» **Text excerpt**:

-=-=-=-=-

Having had sight of Government guidance on the legislation, it is clear that under the current Animal Activites legislation, events such as Doncaster do NOT require licensing and do NOT fall within the legislation.
They are perfectly legal (and thats coming from me, having previously had a very strong view on this and have now taken a complete u-turn on my previous opinion, something I rarely do unless completely satisfied that I was wrong)


----------



## The1972 (Sep 10, 2021)

ian14 said:


> It doesn't need to be watertight.
> Having had sight of Government guidance on the legislation, it is clear that under the current Animal Activites legislation, events such as Doncaster do NOT require licensing and do NOT fall within the legislation.
> They are perfectly legal (and thats coming from me, having previously had a very strong view on this and have now taken a complete u-turn on my previous opinion, something I rarely do unless completely satisfied that I was wrong)


Hi Ian I agree when the facts change we can change our opinion's and views, what was once problematic with the current Legislation now isn't, theres no ambiguity now , a breeders meeting of the type we would like is now legal, the problem now is that because of lets call it historic actions of not just the Donny show organisers but the actions of others across the country have tainted our reputation to the point where no local authority will touch us with a barge pole, don't fall into the lazy trap of thinking a few loud mouth activists closed the shows because they didn't, sure they didn't help, but ultimately the blame is far and wide, We help close our own shows, we let obvious commercial breeders run rampant with tables containing 10s of thousands of pounds of reptiles for sale, aloud European importers in selling W/C reptiles, We played fast and loose with UK legislation thinking it was funny and a clever way to get our breeders meetings as big as possible , We wanted too many big shows, We lost sight that the original concept was for small meetings where a few local hobbyist sold a few surplus reptiles to fellow hobbyiest, Once upon a time it meant something to be a member of a group like the IHS, you got to meet like minded people sharing their passion, made great contacts, could share advice with each other, gain contacts and friends for life, Now to most people being a member of the IHS is only for a day to get into Donny, now that's gone, I think to future will be back to the future, lets hope people now join groups like the IHS for the right reasons , lets hope people actually turn up for meetings and who knows might there might be fellow herpers with real surplus reptiles to sell.


----------



## ian14 (Jan 2, 2008)

@The1972 
An excellent post, and very well worded. I completely agree with you.
The legal guidance is clear, and avoids all the faults that you have raised from the bad old days.
I am, frankly, amazed that the IHS have failed to challenge the decision made by the council, as legally, they were doing nothing wrong.
Events put on to allow members of a society to sell surplus offspring from hobby breeding is perfectly legal.
Event rules have been carefully written to ensure compliance with the law.
Having been a very vocal critic of herp shows on here, for me to take a completely different view is a huge step and an acknowledgement that massive changes have been made.
There were problems before, as you rightly highlight, including a notorious German dealer whose tables were literally all wild caught animals. 
With very clear rules, and robust enforcement, such dealers will be eliminated from UK shows.
Whilst Donny has gone (I believe due to the IHS not having the backbone to argue their case), I am sure others will replace it.


----------



## harry python (Sep 21, 2015)

ian14 said:


> @The1972
> An excellent post, and very well worded. I completely agree with you.
> The legal guidance is clear, and avoids all the faults that you have raised from the bad old days.

-=-=-=-=-

» **Recorded data**:
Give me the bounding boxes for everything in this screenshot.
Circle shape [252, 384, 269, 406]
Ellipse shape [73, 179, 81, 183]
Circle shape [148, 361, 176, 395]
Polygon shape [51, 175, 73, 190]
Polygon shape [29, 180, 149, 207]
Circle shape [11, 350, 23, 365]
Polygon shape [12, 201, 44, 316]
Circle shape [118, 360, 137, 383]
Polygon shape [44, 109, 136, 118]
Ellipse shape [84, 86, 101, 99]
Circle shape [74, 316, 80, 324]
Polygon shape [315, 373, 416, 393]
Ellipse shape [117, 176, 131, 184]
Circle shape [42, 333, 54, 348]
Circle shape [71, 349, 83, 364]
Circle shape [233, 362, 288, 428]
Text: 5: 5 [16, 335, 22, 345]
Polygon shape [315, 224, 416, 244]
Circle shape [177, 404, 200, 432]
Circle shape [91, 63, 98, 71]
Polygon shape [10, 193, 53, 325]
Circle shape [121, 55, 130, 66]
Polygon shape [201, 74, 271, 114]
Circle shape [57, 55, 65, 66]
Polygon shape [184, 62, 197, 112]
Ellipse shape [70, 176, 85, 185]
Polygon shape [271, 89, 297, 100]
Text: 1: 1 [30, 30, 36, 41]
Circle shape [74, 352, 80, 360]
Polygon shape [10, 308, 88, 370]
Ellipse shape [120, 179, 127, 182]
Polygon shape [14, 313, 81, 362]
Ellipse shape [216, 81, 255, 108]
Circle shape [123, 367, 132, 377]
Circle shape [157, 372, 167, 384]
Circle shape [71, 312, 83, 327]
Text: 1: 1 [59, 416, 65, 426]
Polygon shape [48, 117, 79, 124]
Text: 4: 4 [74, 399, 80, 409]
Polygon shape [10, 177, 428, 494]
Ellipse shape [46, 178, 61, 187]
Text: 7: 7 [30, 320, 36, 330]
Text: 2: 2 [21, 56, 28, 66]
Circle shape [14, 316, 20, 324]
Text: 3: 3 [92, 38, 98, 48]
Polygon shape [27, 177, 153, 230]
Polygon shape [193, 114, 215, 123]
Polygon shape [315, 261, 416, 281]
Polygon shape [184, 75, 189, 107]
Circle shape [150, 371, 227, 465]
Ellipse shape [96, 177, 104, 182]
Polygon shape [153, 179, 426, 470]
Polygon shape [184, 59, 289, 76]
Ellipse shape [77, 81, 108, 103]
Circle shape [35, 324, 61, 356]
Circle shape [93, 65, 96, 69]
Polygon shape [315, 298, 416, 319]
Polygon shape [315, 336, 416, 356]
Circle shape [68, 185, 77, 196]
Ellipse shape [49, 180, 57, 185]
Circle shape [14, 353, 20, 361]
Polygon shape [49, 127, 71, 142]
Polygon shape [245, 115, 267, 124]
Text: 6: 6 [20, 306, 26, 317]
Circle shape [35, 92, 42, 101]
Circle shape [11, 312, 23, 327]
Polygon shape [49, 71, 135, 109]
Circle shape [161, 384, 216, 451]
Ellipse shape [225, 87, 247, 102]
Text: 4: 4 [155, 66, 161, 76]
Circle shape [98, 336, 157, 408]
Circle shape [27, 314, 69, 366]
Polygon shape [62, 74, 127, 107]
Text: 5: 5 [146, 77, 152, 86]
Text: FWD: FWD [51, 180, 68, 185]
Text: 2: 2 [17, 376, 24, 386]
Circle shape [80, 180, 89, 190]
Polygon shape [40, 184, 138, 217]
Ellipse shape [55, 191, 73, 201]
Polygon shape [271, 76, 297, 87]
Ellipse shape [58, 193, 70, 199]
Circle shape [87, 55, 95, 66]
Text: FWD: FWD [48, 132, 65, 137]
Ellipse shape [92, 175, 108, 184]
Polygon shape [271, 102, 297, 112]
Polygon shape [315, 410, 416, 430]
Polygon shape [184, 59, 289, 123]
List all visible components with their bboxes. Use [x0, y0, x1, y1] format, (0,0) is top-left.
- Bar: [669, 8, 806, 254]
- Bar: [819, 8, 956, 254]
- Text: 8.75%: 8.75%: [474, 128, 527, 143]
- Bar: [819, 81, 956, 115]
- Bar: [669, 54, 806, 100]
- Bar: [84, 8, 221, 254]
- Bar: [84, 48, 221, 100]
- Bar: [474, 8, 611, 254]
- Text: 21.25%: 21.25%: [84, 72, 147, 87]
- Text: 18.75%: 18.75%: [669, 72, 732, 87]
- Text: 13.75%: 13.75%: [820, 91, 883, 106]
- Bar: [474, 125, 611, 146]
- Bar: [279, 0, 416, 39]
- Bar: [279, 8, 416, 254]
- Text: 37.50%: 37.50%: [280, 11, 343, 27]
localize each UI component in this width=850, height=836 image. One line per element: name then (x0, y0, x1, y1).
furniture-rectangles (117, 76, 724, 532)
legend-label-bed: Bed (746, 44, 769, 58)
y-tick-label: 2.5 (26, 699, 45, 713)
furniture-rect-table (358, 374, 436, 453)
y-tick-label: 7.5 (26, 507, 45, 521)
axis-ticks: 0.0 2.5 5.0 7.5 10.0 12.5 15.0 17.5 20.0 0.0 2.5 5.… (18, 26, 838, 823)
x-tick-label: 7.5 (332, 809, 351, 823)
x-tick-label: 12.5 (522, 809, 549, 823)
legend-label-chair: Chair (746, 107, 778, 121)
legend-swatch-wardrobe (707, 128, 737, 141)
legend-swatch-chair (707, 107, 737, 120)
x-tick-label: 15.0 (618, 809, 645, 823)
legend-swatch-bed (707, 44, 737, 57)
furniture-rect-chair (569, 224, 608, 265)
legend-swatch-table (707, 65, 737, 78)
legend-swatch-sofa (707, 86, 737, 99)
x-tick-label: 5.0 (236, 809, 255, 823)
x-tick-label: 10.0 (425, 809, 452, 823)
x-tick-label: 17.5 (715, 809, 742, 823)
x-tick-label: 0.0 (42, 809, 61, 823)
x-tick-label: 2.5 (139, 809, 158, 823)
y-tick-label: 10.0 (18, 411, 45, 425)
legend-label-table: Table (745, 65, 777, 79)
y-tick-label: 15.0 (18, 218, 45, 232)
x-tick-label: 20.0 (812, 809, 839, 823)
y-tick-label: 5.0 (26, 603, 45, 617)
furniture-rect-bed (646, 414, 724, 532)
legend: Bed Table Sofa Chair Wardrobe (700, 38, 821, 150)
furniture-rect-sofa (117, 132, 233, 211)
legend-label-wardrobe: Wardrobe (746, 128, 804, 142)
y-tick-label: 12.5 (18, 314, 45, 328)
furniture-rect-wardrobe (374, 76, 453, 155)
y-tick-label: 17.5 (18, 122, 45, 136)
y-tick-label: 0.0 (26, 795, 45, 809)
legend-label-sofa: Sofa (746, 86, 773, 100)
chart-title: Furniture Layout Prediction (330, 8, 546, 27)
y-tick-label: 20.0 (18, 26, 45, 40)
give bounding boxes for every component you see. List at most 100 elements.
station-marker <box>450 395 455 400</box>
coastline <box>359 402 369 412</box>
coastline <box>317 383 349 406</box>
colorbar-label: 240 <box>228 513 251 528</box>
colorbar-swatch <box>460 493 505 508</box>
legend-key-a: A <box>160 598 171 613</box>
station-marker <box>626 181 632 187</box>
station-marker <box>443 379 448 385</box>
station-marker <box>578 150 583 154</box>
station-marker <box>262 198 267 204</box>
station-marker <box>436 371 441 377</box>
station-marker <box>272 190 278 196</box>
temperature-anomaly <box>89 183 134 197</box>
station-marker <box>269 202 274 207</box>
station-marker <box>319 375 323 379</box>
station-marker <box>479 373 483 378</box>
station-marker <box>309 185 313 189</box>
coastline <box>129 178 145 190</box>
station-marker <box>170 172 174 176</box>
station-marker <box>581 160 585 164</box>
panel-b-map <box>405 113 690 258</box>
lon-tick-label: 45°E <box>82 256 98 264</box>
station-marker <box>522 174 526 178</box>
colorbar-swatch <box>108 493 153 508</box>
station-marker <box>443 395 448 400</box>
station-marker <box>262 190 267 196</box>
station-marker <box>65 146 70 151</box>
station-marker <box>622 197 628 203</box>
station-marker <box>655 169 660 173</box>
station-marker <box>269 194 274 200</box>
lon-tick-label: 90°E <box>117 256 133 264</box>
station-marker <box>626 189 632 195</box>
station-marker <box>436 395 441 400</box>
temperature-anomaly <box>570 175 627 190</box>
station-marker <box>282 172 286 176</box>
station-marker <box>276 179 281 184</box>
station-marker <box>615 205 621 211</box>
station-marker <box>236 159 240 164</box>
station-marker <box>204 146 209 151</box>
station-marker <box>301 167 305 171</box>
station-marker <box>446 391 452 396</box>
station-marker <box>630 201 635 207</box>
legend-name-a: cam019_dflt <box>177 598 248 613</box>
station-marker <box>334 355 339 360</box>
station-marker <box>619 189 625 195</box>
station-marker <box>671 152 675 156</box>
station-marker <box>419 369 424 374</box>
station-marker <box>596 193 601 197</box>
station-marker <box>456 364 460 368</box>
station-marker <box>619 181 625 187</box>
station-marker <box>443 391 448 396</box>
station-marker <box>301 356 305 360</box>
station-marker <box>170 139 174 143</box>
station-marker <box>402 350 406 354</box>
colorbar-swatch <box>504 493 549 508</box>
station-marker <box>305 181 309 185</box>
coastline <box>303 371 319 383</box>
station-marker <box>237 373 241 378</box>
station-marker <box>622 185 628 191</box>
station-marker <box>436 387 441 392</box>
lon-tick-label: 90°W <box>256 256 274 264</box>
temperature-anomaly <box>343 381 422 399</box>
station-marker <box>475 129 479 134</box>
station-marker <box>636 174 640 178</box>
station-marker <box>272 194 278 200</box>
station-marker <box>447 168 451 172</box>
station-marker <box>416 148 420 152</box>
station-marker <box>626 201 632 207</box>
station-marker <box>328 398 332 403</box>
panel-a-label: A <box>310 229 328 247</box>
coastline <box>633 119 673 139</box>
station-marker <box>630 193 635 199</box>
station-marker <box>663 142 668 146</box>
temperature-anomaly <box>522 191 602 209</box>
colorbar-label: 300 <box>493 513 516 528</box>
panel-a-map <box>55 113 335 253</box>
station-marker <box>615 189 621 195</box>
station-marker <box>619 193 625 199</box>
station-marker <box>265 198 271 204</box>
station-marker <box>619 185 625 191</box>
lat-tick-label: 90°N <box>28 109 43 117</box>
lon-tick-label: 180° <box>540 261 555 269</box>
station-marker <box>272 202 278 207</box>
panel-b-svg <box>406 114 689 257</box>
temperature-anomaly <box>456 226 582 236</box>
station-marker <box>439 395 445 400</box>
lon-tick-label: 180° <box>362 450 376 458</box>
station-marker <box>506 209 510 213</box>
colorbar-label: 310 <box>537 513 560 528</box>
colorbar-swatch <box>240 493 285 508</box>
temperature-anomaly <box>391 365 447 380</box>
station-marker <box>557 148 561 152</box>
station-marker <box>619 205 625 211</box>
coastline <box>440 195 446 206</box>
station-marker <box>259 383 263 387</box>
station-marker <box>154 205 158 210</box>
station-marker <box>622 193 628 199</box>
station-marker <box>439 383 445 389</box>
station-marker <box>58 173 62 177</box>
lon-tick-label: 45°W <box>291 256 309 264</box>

-=-=-=-=-

» **Given task**: Resume the forum thread on the legality of the Doncaster reptile show from the point where it stops.

» **Answer to this exercise**:
> I am, frankly, amazed that the IHS have failed to challenge the decision made by the council, as legally, they were doing nothing wrong.
> ...


Yeah the legal guidance is clear until it is interpreted by individual local authorities who come up with very different conclusions. If I recall correctly the actual legislation set in law is less than specific on show requirements which then comes down to the published guidance where shows are mentioned, though it does not answer every aspect. Stafford are still quite happy for their bird show to go-ahead, then there is Guildford who we are led to believe require a show to be 100% private paid up in advance full membership entry. Re the IHS challenging the decision made by the council, what decision? The Doncaster racecourse is a private company and ultimately makes it's own executive decisions. The council can complain, threaten, bully, lobby etc, but the racecourse decides to take or refuse bookings. I doubt there is any formal record, or any order available from the council that would allow any challenge. Backbone to argue there case? What case, any case would be with Doncaster racecourse and must surely unwinnable as they are entitled to pick and choose who they allow on their manor.


----------



## Tarron (May 30, 2010)

Just to highlight, 

The IHS made a post on their Facebook page on Saturday asking for members of the community to send letters of complaint to them, which will all be compiled and presented to the council as part of their challenging of the decision. 

They are going back to the council to complain, as this appears to be a decision made by a small number of influenced councillors and likely to lose Doncaster up to £1million per year in revenue, from keepers staying at hotels, eating in restaurants, etc. 

However, they cannot sit back and hope the racecourse back tracks and allows them back in. They have a new venue lined up already, which will be announced in due course. 

Regarding the improvement of the shows, they have definitely done plenty to improve, even the Doncaster council licensing officers have reported at their contentment with the show. But as always, there will be more improvements that should be considered. 

I personally have my own ideas of what needs to be done, but I'd rather not discuss them on an open forum. Happy to discuss in PM though. Instead, I am seriously considering whether I should offer myself up as a committee member to raise these ideas, and hope some would be implemented. I feel like, I could just sit and bang my guns online, or I could actually do something about it. 

As mentioned above, I too hope that this wake up call leads to plenty more members joining up with either the IHS or another FBH Affiliated club, and brings back local meets which are few and far between these days.


----------



## harry python (Sep 21, 2015)

Tarron said:


> Just to highlight,
> 
> The IHS made a post on their Facebook page on Saturday asking for members of the community to send letters of complaint to them, which will all be compiled and presented to the council as part of their challenging of the decision.
> 
> ...


Sorry I don't get this council blame angle. No doubt individual councillors have involvement. However, I get the feeling that apart from formal administrative contact with the civil servants in council departments there is nowt else. Unless parties to events and meetings between these rogue councillors and the racecourse are prepared to make statements there is no evidence. Quoted nasty councillors have simply played the 'House of cards,' dirty political tricks by cheering on and encouraging the APA and grand standing in the press. For instance has their ever been a full council meeting, debate and vote seeking to cancel the Donny show and instructing officials to take such action? This is all stand from under standard political stuff, as in the face of any challenge the prominent councillors in the issue will simply say Doncaster racecourse is a private company owned by Arena Racing Company who make their own independent executive decisions.


----------



## frogeyed (Nov 8, 2012)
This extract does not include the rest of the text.